• WHAT THE TASK REQUIRES
Type out the data exactly as given. Skip any image.

>> BEGIN

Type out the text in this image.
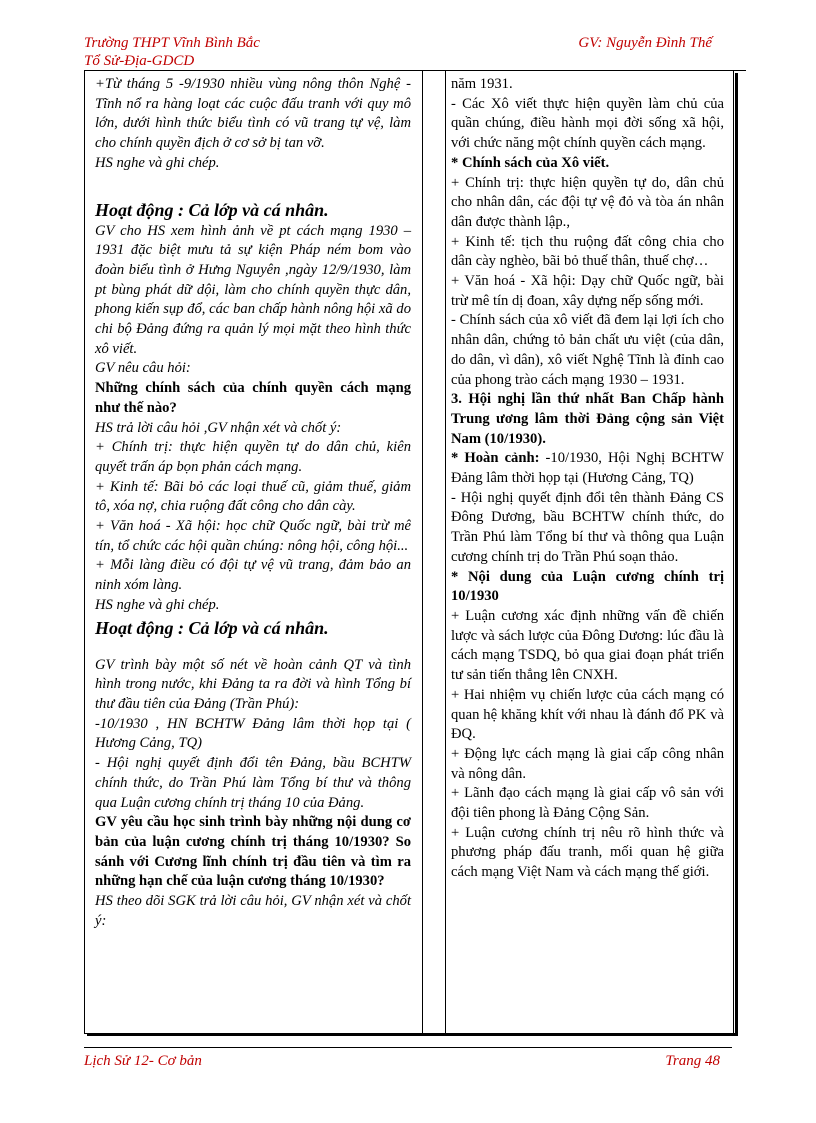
Trường THPT Vĩnh Bình Bắc
Tổ Sử-Địa-GDCD
GV: Nguyễn Đình Thế

+Từ tháng 5 -9/1930 nhiều vùng nông thôn Nghệ -Tĩnh nổ ra hàng loạt các cuộc đấu tranh với quy mô lớn, dưới hình thức biểu tình có vũ trang tự vệ, làm cho chính quyền địch ở cơ sở bị tan vỡ.

HS nghe và ghi chép.

Hoạt động : Cả lớp và cá nhân.

GV cho HS xem hình ảnh về pt cách mạng 1930 – 1931 đặc biệt mưu tả sự kiện Pháp ném bom vào đoàn biểu tình ở Hưng Nguyên ,ngày 12/9/1930, làm pt bùng phát dữ dội, làm cho chính quyền thực dân, phong kiến sụp đổ, các ban chấp hành nông hội xã do chi bộ Đảng đứng ra quản lý mọi mặt theo hình thức xô viết.

GV nêu câu hỏi:

Những chính sách của chính quyền cách mạng như thế nào?

HS trả lời câu hỏi ,GV nhận xét và chốt ý:

+ Chính trị: thực hiện quyền tự do dân chủ, kiên quyết trấn áp bọn phản cách mạng.

+ Kinh tế: Bãi bỏ các loại thuế cũ, giảm thuế, giảm tô, xóa nợ, chia ruộng đất công cho dân cày.

+ Văn hoá - Xã hội: học chữ Quốc ngữ, bài trừ mê tín, tổ chức các hội quần chúng: nông hội, công hội...

+ Mỗi làng điều có đội tự vệ vũ trang, đảm bảo an ninh xóm làng.

HS nghe và ghi chép.

Hoạt động : Cả lớp và cá nhân.

GV trình bày một số nét về hoàn cảnh QT và tình hình trong nước, khi Đảng ta ra đời và hình Tổng bí thư đầu tiên của Đảng (Trần Phú):

-10/1930 , HN BCHTW Đảng lâm thời họp tại ( Hương Cảng, TQ)

- Hội nghị quyết định đổi tên Đảng, bầu BCHTW chính thức, do Trần Phú làm Tổng bí thư và thông qua Luận cương chính trị tháng 10 của Đảng.

GV yêu cầu học sinh trình bày những nội dung cơ bản của luận cương chính trị tháng 10/1930? So sánh với Cương lĩnh chính trị đầu tiên và tìm ra những hạn chế của luận cương tháng 10/1930?

HS theo dõi SGK trả lời câu hỏi, GV nhận xét và chốt ý:

năm 1931.

- Các Xô viết thực hiện quyền làm chủ của quần chúng, điều hành mọi đời sống xã hội, với chức năng một chính quyền cách mạng.

* Chính sách của Xô viết.

+ Chính trị: thực hiện quyền tự do, dân chủ cho nhân dân, các đội tự vệ đỏ và tòa án nhân dân được thành lập.,

+ Kinh tế: tịch thu ruộng đất công chia cho dân cày nghèo, bãi bỏ thuế thân, thuế chợ…

+ Văn hoá - Xã hội: Dạy chữ Quốc ngữ, bài trừ mê tín dị đoan, xây dựng nếp sống mới.

- Chính sách của xô viết đã đem lại lợi ích cho nhân dân, chứng tỏ bản chất ưu việt (của dân, do dân, vì dân), xô viết Nghệ Tĩnh là đỉnh cao của phong trào cách mạng 1930 – 1931.

3. Hội nghị lần thứ nhất Ban Chấp hành Trung ương lâm thời Đảng cộng sản Việt Nam (10/1930).

* Hoàn cảnh: -10/1930, Hội Nghị BCHTW Đảng lâm thời họp tại (Hương Cảng, TQ)

- Hội nghị quyết định đổi tên thành Đảng CS Đông Dương, bầu BCHTW chính thức, do Trần Phú làm Tổng bí thư và thông qua Luận cương chính trị do Trần Phú soạn thảo.

* Nội dung của Luận cương chính trị 10/1930

+ Luận cương xác định những vấn đề chiến lược và sách lược của Đông Dương: lúc đầu là cách mạng TSDQ, bỏ qua giai đoạn phát triển tư sản tiến thẳng lên CNXH.

+ Hai nhiệm vụ chiến lược của cách mạng có quan hệ khăng khít với nhau là đánh đổ PK và ĐQ.

+ Động lực cách mạng là giai cấp công nhân và nông dân.

+ Lãnh đạo cách mạng là giai cấp vô sản với đội tiên phong là Đảng Cộng Sản.

+ Luận cương chính trị nêu rõ hình thức và phương pháp đấu tranh, mối quan hệ giữa cách mạng Việt Nam và cách mạng thế giới.

Lịch Sử 12- Cơ bản	Trang 48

>> END

• PROBLEM SOLUTION
Type out the text in this image.
Trường THPT Vĩnh Bình Bắc
Tổ Sử-Địa-GDCD
GV: Nguyễn Đình Thế

+Từ tháng 5 -9/1930 nhiều vùng nông thôn Nghệ -Tĩnh nổ ra hàng loạt các cuộc đấu tranh với quy mô lớn, dưới hình thức biểu tình có vũ trang tự vệ, làm cho chính quyền địch ở cơ sở bị tan vỡ.

HS nghe và ghi chép.

Hoạt động : Cả lớp và cá nhân.

GV cho HS xem hình ảnh về pt cách mạng 1930 – 1931 đặc biệt mưu tả sự kiện Pháp ném bom vào đoàn biểu tình ở Hưng Nguyên ,ngày 12/9/1930, làm pt bùng phát dữ dội, làm cho chính quyền thực dân, phong kiến sụp đổ, các ban chấp hành nông hội xã do chi bộ Đảng đứng ra quản lý mọi mặt theo hình thức xô viết.

GV nêu câu hỏi:

Những chính sách của chính quyền cách mạng như thế nào?

HS trả lời câu hỏi ,GV nhận xét và chốt ý:

+ Chính trị: thực hiện quyền tự do dân chủ, kiên quyết trấn áp bọn phản cách mạng.

+ Kinh tế: Bãi bỏ các loại thuế cũ, giảm thuế, giảm tô, xóa nợ, chia ruộng đất công cho dân cày.

+ Văn hoá - Xã hội: học chữ Quốc ngữ, bài trừ mê tín, tổ chức các hội quần chúng: nông hội, công hội...

+ Mỗi làng điều có đội tự vệ vũ trang, đảm bảo an ninh xóm làng.

HS nghe và ghi chép.

Hoạt động : Cả lớp và cá nhân.

GV trình bày một số nét về hoàn cảnh QT và tình hình trong nước, khi Đảng ta ra đời và hình Tổng bí thư đầu tiên của Đảng (Trần Phú):

-10/1930 , HN BCHTW Đảng lâm thời họp tại ( Hương Cảng, TQ)

- Hội nghị quyết định đổi tên Đảng, bầu BCHTW chính thức, do Trần Phú làm Tổng bí thư và thông qua Luận cương chính trị tháng 10 của Đảng.

GV yêu cầu học sinh trình bày những nội dung cơ bản của luận cương chính trị tháng 10/1930? So sánh với Cương lĩnh chính trị đầu tiên và tìm ra những hạn chế của luận cương tháng 10/1930?

HS theo dõi SGK trả lời câu hỏi, GV nhận xét và chốt ý:

năm 1931.

- Các Xô viết thực hiện quyền làm chủ của quần chúng, điều hành mọi đời sống xã hội, với chức năng một chính quyền cách mạng.

* Chính sách của Xô viết.

+ Chính trị: thực hiện quyền tự do, dân chủ cho nhân dân, các đội tự vệ đỏ và tòa án nhân dân được thành lập.,

+ Kinh tế: tịch thu ruộng đất công chia cho dân cày nghèo, bãi bỏ thuế thân, thuế chợ…

+ Văn hoá - Xã hội: Dạy chữ Quốc ngữ, bài trừ mê tín dị đoan, xây dựng nếp sống mới.

- Chính sách của xô viết đã đem lại lợi ích cho nhân dân, chứng tỏ bản chất ưu việt (của dân, do dân, vì dân), xô viết Nghệ Tĩnh là đỉnh cao của phong trào cách mạng 1930 – 1931.

3. Hội nghị lần thứ nhất Ban Chấp hành Trung ương lâm thời Đảng cộng sản Việt Nam (10/1930).

* Hoàn cảnh: -10/1930, Hội Nghị BCHTW Đảng lâm thời họp tại (Hương Cảng, TQ)

- Hội nghị quyết định đổi tên thành Đảng CS Đông Dương, bầu BCHTW chính thức, do Trần Phú làm Tổng bí thư và thông qua Luận cương chính trị do Trần Phú soạn thảo.

* Nội dung của Luận cương chính trị 10/1930

+ Luận cương xác định những vấn đề chiến lược và sách lược của Đông Dương: lúc đầu là cách mạng TSDQ, bỏ qua giai đoạn phát triển tư sản tiến thẳng lên CNXH.

+ Hai nhiệm vụ chiến lược của cách mạng có quan hệ khăng khít với nhau là đánh đổ PK và ĐQ.

+ Động lực cách mạng là giai cấp công nhân và nông dân.

+ Lãnh đạo cách mạng là giai cấp vô sản với đội tiên phong là Đảng Cộng Sản.

+ Luận cương chính trị nêu rõ hình thức và phương pháp đấu tranh, mối quan hệ giữa cách mạng Việt Nam và cách mạng thế giới.

Lịch Sử 12- Cơ bản	Trang 48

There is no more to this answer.